Extracted records:
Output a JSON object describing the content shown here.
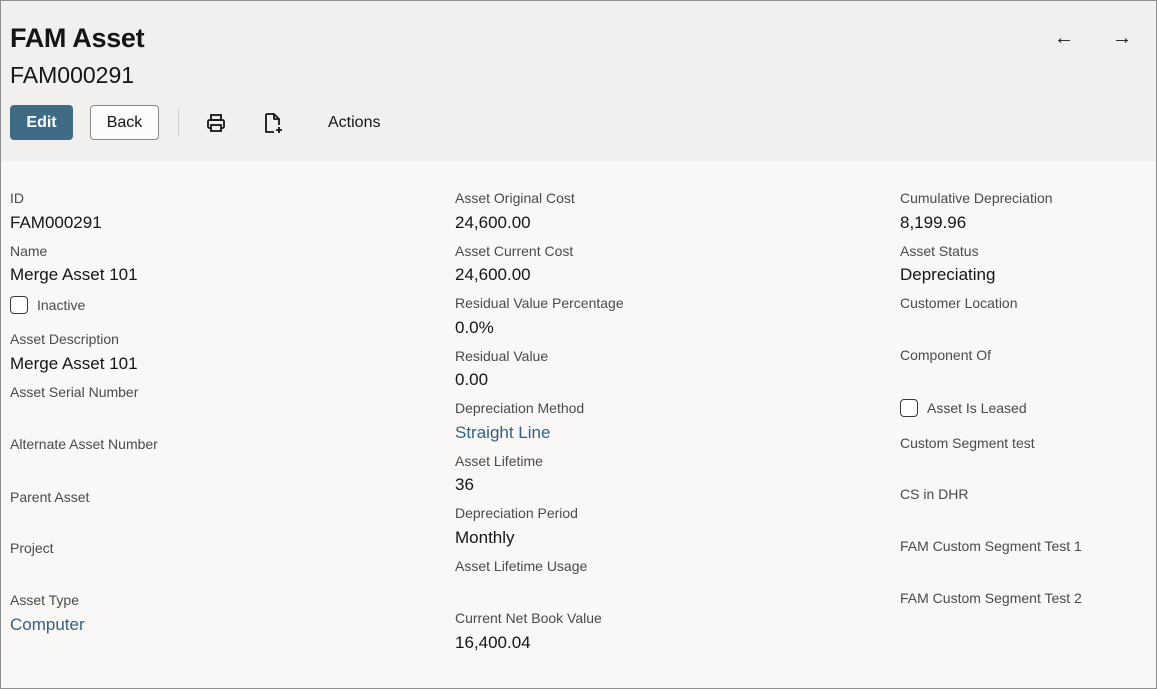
{
  "header": {
    "title": "FAM Asset",
    "record_id": "FAM000291",
    "prev_arrow": "←",
    "next_arrow": "→",
    "edit_label": "Edit",
    "back_label": "Back",
    "actions_label": "Actions"
  },
  "col1": {
    "id_label": "ID",
    "id_value": "FAM000291",
    "name_label": "Name",
    "name_value": "Merge Asset 101",
    "inactive_label": "Inactive",
    "description_label": "Asset Description",
    "description_value": "Merge Asset 101",
    "serial_label": "Asset Serial Number",
    "alternate_label": "Alternate Asset Number",
    "parent_label": "Parent Asset",
    "project_label": "Project",
    "type_label": "Asset Type",
    "type_value": "Computer"
  },
  "col2": {
    "orig_cost_label": "Asset Original Cost",
    "orig_cost_value": "24,600.00",
    "curr_cost_label": "Asset Current Cost",
    "curr_cost_value": "24,600.00",
    "resid_pct_label": "Residual Value Percentage",
    "resid_pct_value": "0.0%",
    "resid_label": "Residual Value",
    "resid_value": "0.00",
    "dep_method_label": "Depreciation Method",
    "dep_method_value": "Straight Line",
    "lifetime_label": "Asset Lifetime",
    "lifetime_value": "36",
    "dep_period_label": "Depreciation Period",
    "dep_period_value": "Monthly",
    "lifetime_usage_label": "Asset Lifetime Usage",
    "nbv_label": "Current Net Book Value",
    "nbv_value": "16,400.04"
  },
  "col3": {
    "cum_dep_label": "Cumulative Depreciation",
    "cum_dep_value": "8,199.96",
    "status_label": "Asset Status",
    "status_value": "Depreciating",
    "cust_loc_label": "Customer Location",
    "component_label": "Component Of",
    "leased_label": "Asset Is Leased",
    "cs_test_label": "Custom Segment test",
    "cs_dhr_label": "CS in DHR",
    "fam_cs1_label": "FAM Custom Segment Test 1",
    "fam_cs2_label": "FAM Custom Segment Test 2"
  },
  "icons": [
    "print-icon",
    "new-document-icon",
    "arrow-left-icon",
    "arrow-right-icon"
  ],
  "colors": {
    "primary": "#3f6b85",
    "link": "#326283",
    "header_bg": "#f1f0ef",
    "body_bg": "#f9f8f6"
  }
}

Task details: Strip the images and reproduce the remaining records precisely.

Reply to the exercise:
Output a JSON object describing the content shown here.
{
  "header": {
    "title": "FAM Asset",
    "record_id": "FAM000291",
    "prev_arrow": "←",
    "next_arrow": "→",
    "edit_label": "Edit",
    "back_label": "Back",
    "actions_label": "Actions"
  },
  "col1": {
    "id_label": "ID",
    "id_value": "FAM000291",
    "name_label": "Name",
    "name_value": "Merge Asset 101",
    "inactive_label": "Inactive",
    "description_label": "Asset Description",
    "description_value": "Merge Asset 101",
    "serial_label": "Asset Serial Number",
    "alternate_label": "Alternate Asset Number",
    "parent_label": "Parent Asset",
    "project_label": "Project",
    "type_label": "Asset Type",
    "type_value": "Computer"
  },
  "col2": {
    "orig_cost_label": "Asset Original Cost",
    "orig_cost_value": "24,600.00",
    "curr_cost_label": "Asset Current Cost",
    "curr_cost_value": "24,600.00",
    "resid_pct_label": "Residual Value Percentage",
    "resid_pct_value": "0.0%",
    "resid_label": "Residual Value",
    "resid_value": "0.00",
    "dep_method_label": "Depreciation Method",
    "dep_method_value": "Straight Line",
    "lifetime_label": "Asset Lifetime",
    "lifetime_value": "36",
    "dep_period_label": "Depreciation Period",
    "dep_period_value": "Monthly",
    "lifetime_usage_label": "Asset Lifetime Usage",
    "nbv_label": "Current Net Book Value",
    "nbv_value": "16,400.04"
  },
  "col3": {
    "cum_dep_label": "Cumulative Depreciation",
    "cum_dep_value": "8,199.96",
    "status_label": "Asset Status",
    "status_value": "Depreciating",
    "cust_loc_label": "Customer Location",
    "component_label": "Component Of",
    "leased_label": "Asset Is Leased",
    "cs_test_label": "Custom Segment test",
    "cs_dhr_label": "CS in DHR",
    "fam_cs1_label": "FAM Custom Segment Test 1",
    "fam_cs2_label": "FAM Custom Segment Test 2"
  },
  "icons": [
    "print-icon",
    "new-document-icon",
    "arrow-left-icon",
    "arrow-right-icon"
  ],
  "colors": {
    "primary": "#3f6b85",
    "link": "#326283",
    "header_bg": "#f1f0ef",
    "body_bg": "#f9f8f6"
  }
}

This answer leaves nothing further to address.